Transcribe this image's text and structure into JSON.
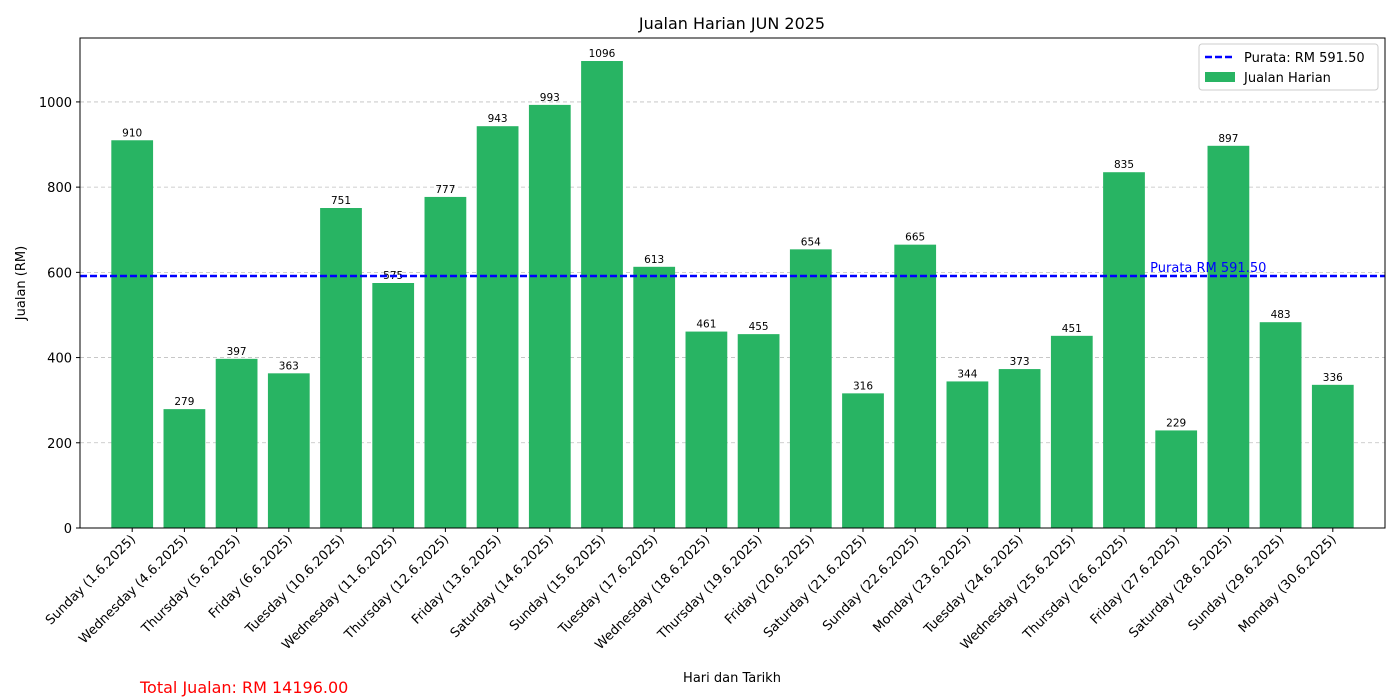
{
  "chart_data": {
    "type": "bar",
    "title": "Jualan Harian JUN 2025",
    "xlabel": "Hari dan Tarikh",
    "ylabel": "Jualan (RM)",
    "ylim": [
      0,
      1150
    ],
    "yticks": [
      0,
      200,
      400,
      600,
      800,
      1000
    ],
    "grid": "y-dashed",
    "legend_position": "top-right",
    "colors": {
      "bar": "#28b463",
      "average_line": "#0000ff",
      "total_text": "#ff0000"
    },
    "categories": [
      "Sunday (1.6.2025)",
      "Wednesday (4.6.2025)",
      "Thursday (5.6.2025)",
      "Friday (6.6.2025)",
      "Tuesday (10.6.2025)",
      "Wednesday (11.6.2025)",
      "Thursday (12.6.2025)",
      "Friday (13.6.2025)",
      "Saturday (14.6.2025)",
      "Sunday (15.6.2025)",
      "Tuesday (17.6.2025)",
      "Wednesday (18.6.2025)",
      "Thursday (19.6.2025)",
      "Friday (20.6.2025)",
      "Saturday (21.6.2025)",
      "Sunday (22.6.2025)",
      "Monday (23.6.2025)",
      "Tuesday (24.6.2025)",
      "Wednesday (25.6.2025)",
      "Thursday (26.6.2025)",
      "Friday (27.6.2025)",
      "Saturday (28.6.2025)",
      "Sunday (29.6.2025)",
      "Monday (30.6.2025)"
    ],
    "series": [
      {
        "name": "Jualan Harian",
        "values": [
          910,
          279,
          397,
          363,
          751,
          575,
          777,
          943,
          993,
          1096,
          613,
          461,
          455,
          654,
          316,
          665,
          344,
          373,
          451,
          835,
          229,
          897,
          483,
          336
        ]
      }
    ],
    "average": {
      "value": 591.5,
      "legend_label": "Purata: RM 591.50",
      "annotation": "Purata RM 591.50"
    },
    "total_text": "Total Jualan: RM 14196.00"
  }
}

Your task:
Extract every line of the data exactly; pictures stay out.

Solution to the exercise:
Transcribe this image's text and structure into JSON.
{
  "chart_data": {
    "type": "bar",
    "title": "Jualan Harian JUN 2025",
    "xlabel": "Hari dan Tarikh",
    "ylabel": "Jualan (RM)",
    "ylim": [
      0,
      1150
    ],
    "yticks": [
      0,
      200,
      400,
      600,
      800,
      1000
    ],
    "grid": "y-dashed",
    "legend_position": "top-right",
    "colors": {
      "bar": "#28b463",
      "average_line": "#0000ff",
      "total_text": "#ff0000"
    },
    "categories": [
      "Sunday (1.6.2025)",
      "Wednesday (4.6.2025)",
      "Thursday (5.6.2025)",
      "Friday (6.6.2025)",
      "Tuesday (10.6.2025)",
      "Wednesday (11.6.2025)",
      "Thursday (12.6.2025)",
      "Friday (13.6.2025)",
      "Saturday (14.6.2025)",
      "Sunday (15.6.2025)",
      "Tuesday (17.6.2025)",
      "Wednesday (18.6.2025)",
      "Thursday (19.6.2025)",
      "Friday (20.6.2025)",
      "Saturday (21.6.2025)",
      "Sunday (22.6.2025)",
      "Monday (23.6.2025)",
      "Tuesday (24.6.2025)",
      "Wednesday (25.6.2025)",
      "Thursday (26.6.2025)",
      "Friday (27.6.2025)",
      "Saturday (28.6.2025)",
      "Sunday (29.6.2025)",
      "Monday (30.6.2025)"
    ],
    "series": [
      {
        "name": "Jualan Harian",
        "values": [
          910,
          279,
          397,
          363,
          751,
          575,
          777,
          943,
          993,
          1096,
          613,
          461,
          455,
          654,
          316,
          665,
          344,
          373,
          451,
          835,
          229,
          897,
          483,
          336
        ]
      }
    ],
    "average": {
      "value": 591.5,
      "legend_label": "Purata: RM 591.50",
      "annotation": "Purata RM 591.50"
    },
    "total_text": "Total Jualan: RM 14196.00"
  }
}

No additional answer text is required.